= PROVIDED RECORDS =
_ _ _ _ _
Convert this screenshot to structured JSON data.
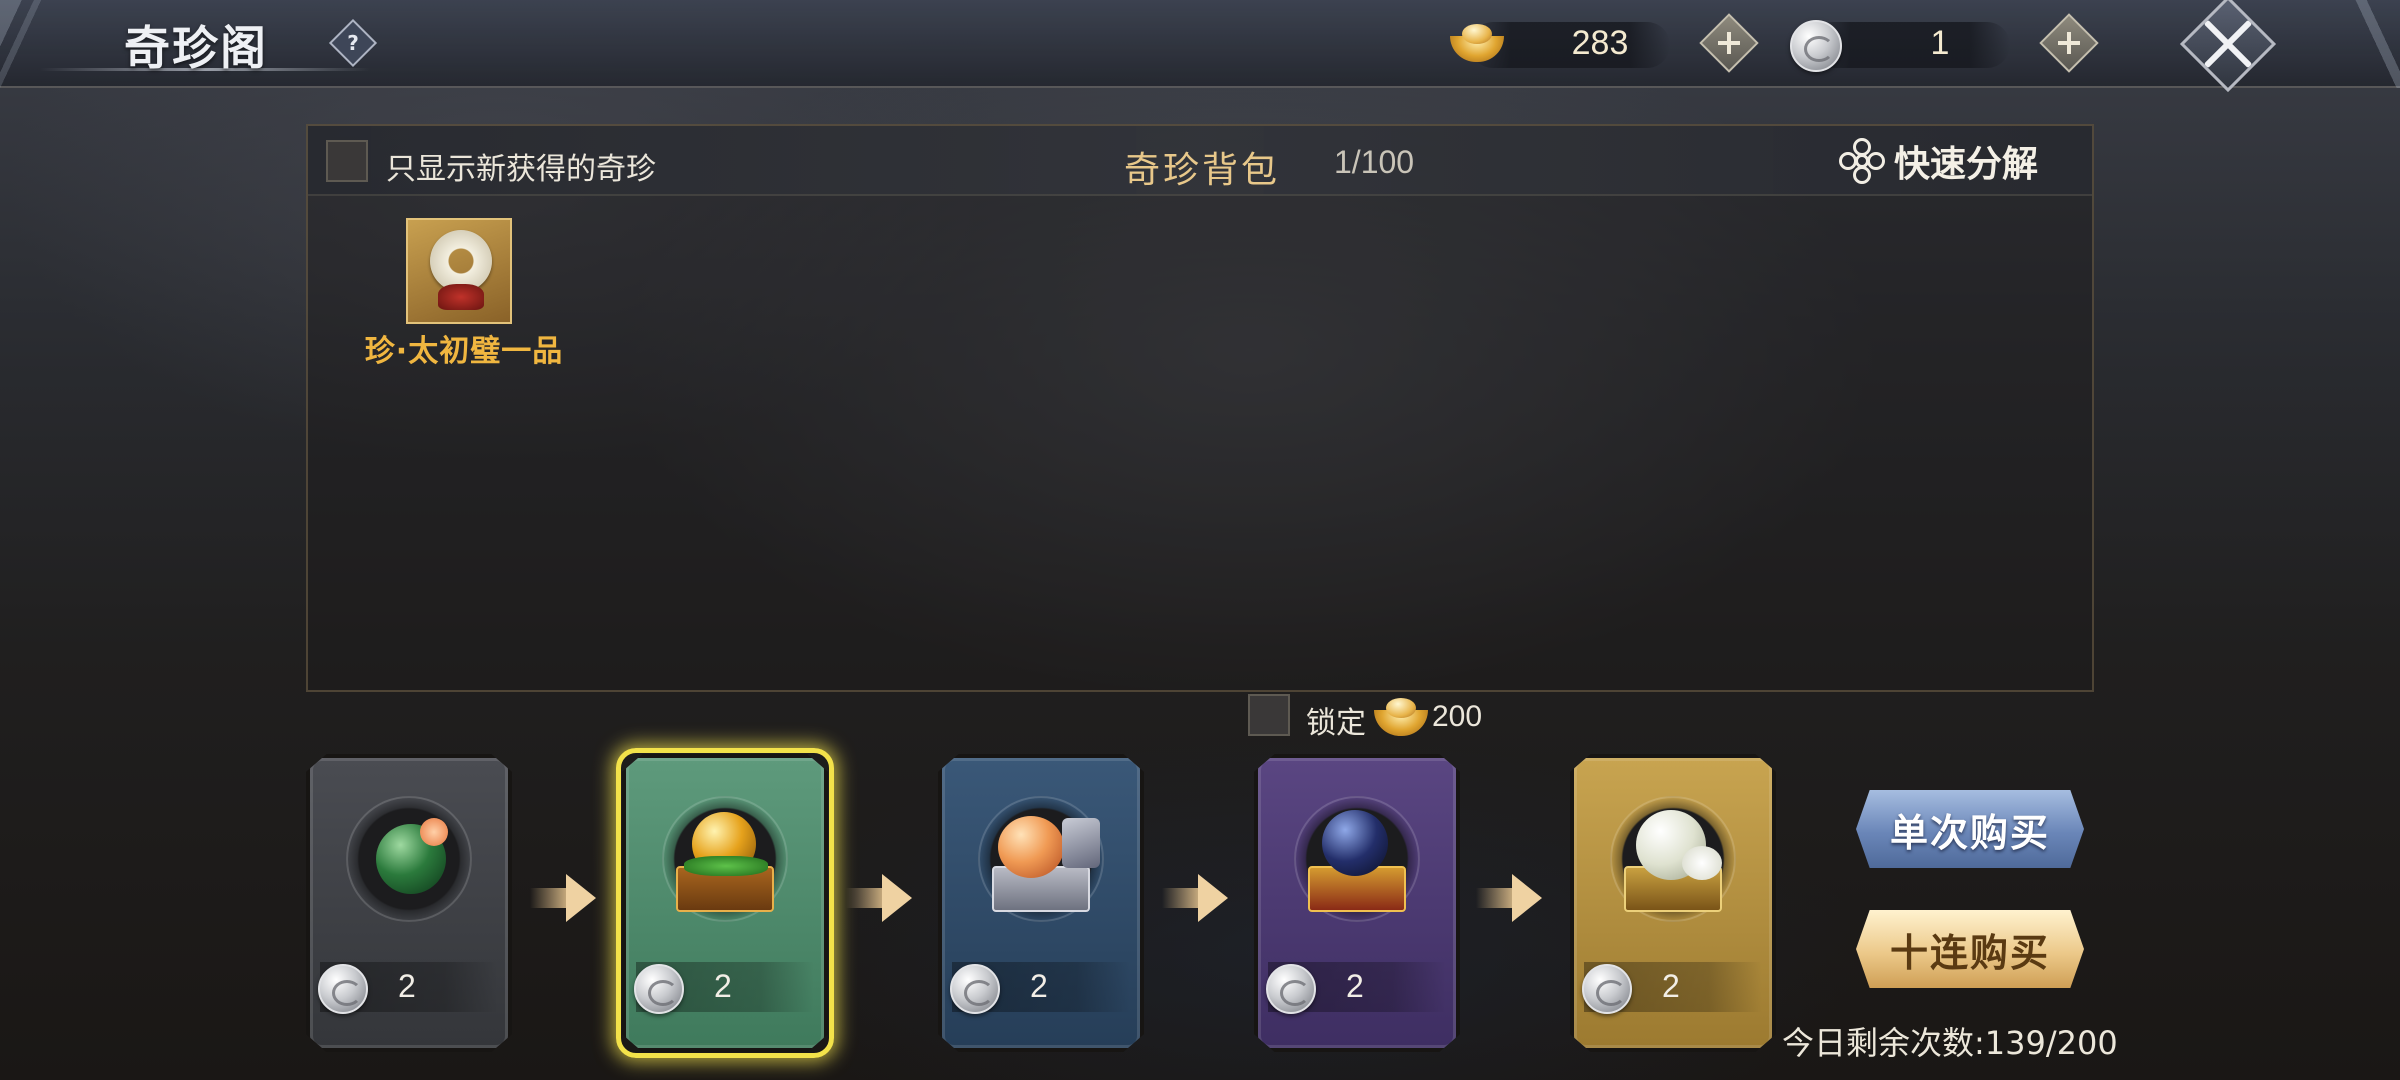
{
  "header": {
    "title": "奇珍阁",
    "help_label": "?",
    "currencies": [
      {
        "icon": "gold-ingot-icon",
        "value": "283"
      },
      {
        "icon": "silver-coin-icon",
        "value": "1"
      }
    ]
  },
  "bag": {
    "filter_label": "只显示新获得的奇珍",
    "filter_checked": false,
    "title": "奇珍背包",
    "count": "1/100",
    "quick_decompose_label": "快速分解",
    "items": [
      {
        "name": "珍·太初璧一品",
        "icon": "jade-disc-icon"
      }
    ]
  },
  "lock": {
    "label": "锁定",
    "checked": false,
    "cost": "200"
  },
  "tiers": [
    {
      "color": "gray",
      "price": "2",
      "icon": "green-orb-icon"
    },
    {
      "color": "green",
      "price": "2",
      "icon": "gold-orb-chest-icon",
      "selected": true
    },
    {
      "color": "blue",
      "price": "2",
      "icon": "peach-chest-icon"
    },
    {
      "color": "purple",
      "price": "2",
      "icon": "dark-orb-chest-icon"
    },
    {
      "color": "gold",
      "price": "2",
      "icon": "pearl-chest-icon"
    }
  ],
  "buttons": {
    "single_buy": "单次购买",
    "ten_buy": "十连购买"
  },
  "remaining": "今日剩余次数:139/200",
  "colors": {
    "accent_gold": "#e8c88a",
    "item_name_gold": "#f0b640",
    "selection_yellow": "#f3e24a"
  }
}
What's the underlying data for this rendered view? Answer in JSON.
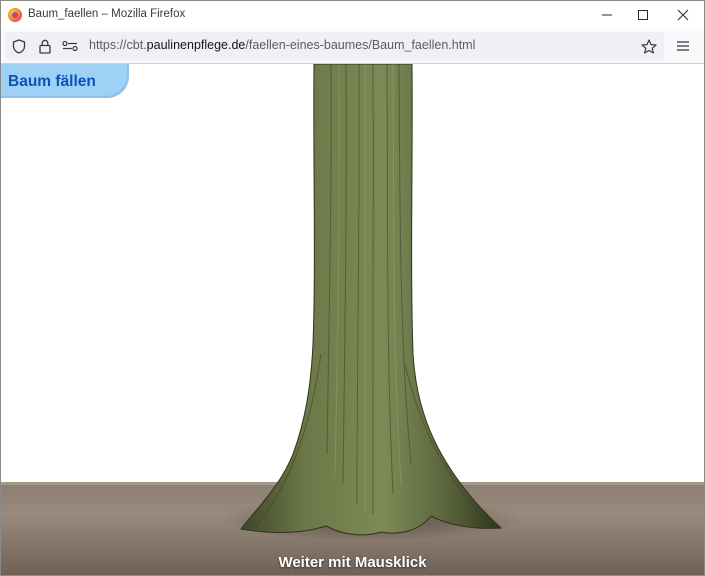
_ _ _ _ _
= EXERCISE DIRECTIONS =
Would you return the data exactly as written, without the pictures?

= FULL OUTPUT =
Convert this screenshot to structured JSON data.
{
  "header": {
    "title": "奇珍阁",
    "help_label": "?",
    "currencies": [
      {
        "icon": "gold-ingot-icon",
        "value": "283"
      },
      {
        "icon": "silver-coin-icon",
        "value": "1"
      }
    ]
  },
  "bag": {
    "filter_label": "只显示新获得的奇珍",
    "filter_checked": false,
    "title": "奇珍背包",
    "count": "1/100",
    "quick_decompose_label": "快速分解",
    "items": [
      {
        "name": "珍·太初璧一品",
        "icon": "jade-disc-icon"
      }
    ]
  },
  "lock": {
    "label": "锁定",
    "checked": false,
    "cost": "200"
  },
  "tiers": [
    {
      "color": "gray",
      "price": "2",
      "icon": "green-orb-icon"
    },
    {
      "color": "green",
      "price": "2",
      "icon": "gold-orb-chest-icon",
      "selected": true
    },
    {
      "color": "blue",
      "price": "2",
      "icon": "peach-chest-icon"
    },
    {
      "color": "purple",
      "price": "2",
      "icon": "dark-orb-chest-icon"
    },
    {
      "color": "gold",
      "price": "2",
      "icon": "pearl-chest-icon"
    }
  ],
  "buttons": {
    "single_buy": "单次购买",
    "ten_buy": "十连购买"
  },
  "remaining": "今日剩余次数:139/200",
  "colors": {
    "accent_gold": "#e8c88a",
    "item_name_gold": "#f0b640",
    "selection_yellow": "#f3e24a"
  }
}
What's the underlying data for this rendered view? Answer in JSON.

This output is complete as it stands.